▸ **DATASET**

..............................

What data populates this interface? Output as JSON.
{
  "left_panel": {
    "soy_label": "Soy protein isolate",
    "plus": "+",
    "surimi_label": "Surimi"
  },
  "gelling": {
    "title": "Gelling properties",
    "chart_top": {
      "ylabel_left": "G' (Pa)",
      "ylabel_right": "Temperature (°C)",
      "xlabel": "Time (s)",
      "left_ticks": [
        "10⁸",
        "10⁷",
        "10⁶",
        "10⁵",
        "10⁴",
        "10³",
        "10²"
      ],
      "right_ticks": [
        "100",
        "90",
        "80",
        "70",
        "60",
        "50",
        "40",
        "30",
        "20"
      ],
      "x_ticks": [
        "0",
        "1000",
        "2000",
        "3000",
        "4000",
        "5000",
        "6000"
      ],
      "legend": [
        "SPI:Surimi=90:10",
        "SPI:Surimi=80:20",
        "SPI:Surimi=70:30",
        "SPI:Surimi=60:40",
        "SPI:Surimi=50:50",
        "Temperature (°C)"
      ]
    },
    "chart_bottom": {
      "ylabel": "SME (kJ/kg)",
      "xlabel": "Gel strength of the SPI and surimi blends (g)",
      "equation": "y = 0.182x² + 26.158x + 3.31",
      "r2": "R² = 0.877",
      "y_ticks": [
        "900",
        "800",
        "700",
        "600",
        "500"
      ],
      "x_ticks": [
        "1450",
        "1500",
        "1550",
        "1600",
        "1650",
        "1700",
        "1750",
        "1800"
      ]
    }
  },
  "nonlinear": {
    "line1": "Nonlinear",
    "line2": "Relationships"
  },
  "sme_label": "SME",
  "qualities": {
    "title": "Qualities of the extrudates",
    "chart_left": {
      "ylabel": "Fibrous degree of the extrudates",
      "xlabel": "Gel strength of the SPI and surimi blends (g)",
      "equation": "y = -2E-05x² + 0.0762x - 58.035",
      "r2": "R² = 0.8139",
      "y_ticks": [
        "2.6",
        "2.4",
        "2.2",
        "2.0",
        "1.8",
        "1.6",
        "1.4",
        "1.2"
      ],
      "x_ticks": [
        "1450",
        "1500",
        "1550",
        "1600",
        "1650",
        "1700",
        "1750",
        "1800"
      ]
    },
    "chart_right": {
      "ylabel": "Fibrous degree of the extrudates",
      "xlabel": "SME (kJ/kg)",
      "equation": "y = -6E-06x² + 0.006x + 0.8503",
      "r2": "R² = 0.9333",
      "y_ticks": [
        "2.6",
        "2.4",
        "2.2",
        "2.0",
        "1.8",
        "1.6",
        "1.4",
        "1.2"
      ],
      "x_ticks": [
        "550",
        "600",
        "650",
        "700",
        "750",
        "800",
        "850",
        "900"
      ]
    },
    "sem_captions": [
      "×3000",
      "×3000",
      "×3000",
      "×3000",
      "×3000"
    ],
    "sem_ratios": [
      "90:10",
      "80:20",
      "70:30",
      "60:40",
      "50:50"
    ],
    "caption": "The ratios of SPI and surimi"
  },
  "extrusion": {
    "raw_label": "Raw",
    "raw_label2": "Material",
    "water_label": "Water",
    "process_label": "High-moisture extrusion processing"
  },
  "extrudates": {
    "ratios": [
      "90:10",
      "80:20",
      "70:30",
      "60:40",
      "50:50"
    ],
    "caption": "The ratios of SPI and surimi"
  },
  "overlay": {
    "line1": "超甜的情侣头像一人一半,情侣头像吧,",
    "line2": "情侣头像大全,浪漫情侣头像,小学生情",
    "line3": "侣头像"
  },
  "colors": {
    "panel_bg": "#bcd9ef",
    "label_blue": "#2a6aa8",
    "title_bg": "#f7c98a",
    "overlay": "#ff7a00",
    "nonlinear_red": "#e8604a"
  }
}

..............................

The whole listing is needed again, word for word.

▸ **ANSWER TO THIS TASK**
What data populates this interface? Output as JSON.
{
  "left_panel": {
    "soy_label": "Soy protein isolate",
    "plus": "+",
    "surimi_label": "Surimi"
  },
  "gelling": {
    "title": "Gelling properties",
    "chart_top": {
      "ylabel_left": "G' (Pa)",
      "ylabel_right": "Temperature (°C)",
      "xlabel": "Time (s)",
      "left_ticks": [
        "10⁸",
        "10⁷",
        "10⁶",
        "10⁵",
        "10⁴",
        "10³",
        "10²"
      ],
      "right_ticks": [
        "100",
        "90",
        "80",
        "70",
        "60",
        "50",
        "40",
        "30",
        "20"
      ],
      "x_ticks": [
        "0",
        "1000",
        "2000",
        "3000",
        "4000",
        "5000",
        "6000"
      ],
      "legend": [
        "SPI:Surimi=90:10",
        "SPI:Surimi=80:20",
        "SPI:Surimi=70:30",
        "SPI:Surimi=60:40",
        "SPI:Surimi=50:50",
        "Temperature (°C)"
      ]
    },
    "chart_bottom": {
      "ylabel": "SME (kJ/kg)",
      "xlabel": "Gel strength of the SPI and surimi blends (g)",
      "equation": "y = 0.182x² + 26.158x + 3.31",
      "r2": "R² = 0.877",
      "y_ticks": [
        "900",
        "800",
        "700",
        "600",
        "500"
      ],
      "x_ticks": [
        "1450",
        "1500",
        "1550",
        "1600",
        "1650",
        "1700",
        "1750",
        "1800"
      ]
    }
  },
  "nonlinear": {
    "line1": "Nonlinear",
    "line2": "Relationships"
  },
  "sme_label": "SME",
  "qualities": {
    "title": "Qualities of the extrudates",
    "chart_left": {
      "ylabel": "Fibrous degree of the extrudates",
      "xlabel": "Gel strength of the SPI and surimi blends (g)",
      "equation": "y = -2E-05x² + 0.0762x - 58.035",
      "r2": "R² = 0.8139",
      "y_ticks": [
        "2.6",
        "2.4",
        "2.2",
        "2.0",
        "1.8",
        "1.6",
        "1.4",
        "1.2"
      ],
      "x_ticks": [
        "1450",
        "1500",
        "1550",
        "1600",
        "1650",
        "1700",
        "1750",
        "1800"
      ]
    },
    "chart_right": {
      "ylabel": "Fibrous degree of the extrudates",
      "xlabel": "SME (kJ/kg)",
      "equation": "y = -6E-06x² + 0.006x + 0.8503",
      "r2": "R² = 0.9333",
      "y_ticks": [
        "2.6",
        "2.4",
        "2.2",
        "2.0",
        "1.8",
        "1.6",
        "1.4",
        "1.2"
      ],
      "x_ticks": [
        "550",
        "600",
        "650",
        "700",
        "750",
        "800",
        "850",
        "900"
      ]
    },
    "sem_captions": [
      "×3000",
      "×3000",
      "×3000",
      "×3000",
      "×3000"
    ],
    "sem_ratios": [
      "90:10",
      "80:20",
      "70:30",
      "60:40",
      "50:50"
    ],
    "caption": "The ratios of SPI and surimi"
  },
  "extrusion": {
    "raw_label": "Raw",
    "raw_label2": "Material",
    "water_label": "Water",
    "process_label": "High-moisture extrusion processing"
  },
  "extrudates": {
    "ratios": [
      "90:10",
      "80:20",
      "70:30",
      "60:40",
      "50:50"
    ],
    "caption": "The ratios of SPI and surimi"
  },
  "overlay": {
    "line1": "超甜的情侣头像一人一半,情侣头像吧,",
    "line2": "情侣头像大全,浪漫情侣头像,小学生情",
    "line3": "侣头像"
  },
  "colors": {
    "panel_bg": "#bcd9ef",
    "label_blue": "#2a6aa8",
    "title_bg": "#f7c98a",
    "overlay": "#ff7a00",
    "nonlinear_red": "#e8604a"
  }
}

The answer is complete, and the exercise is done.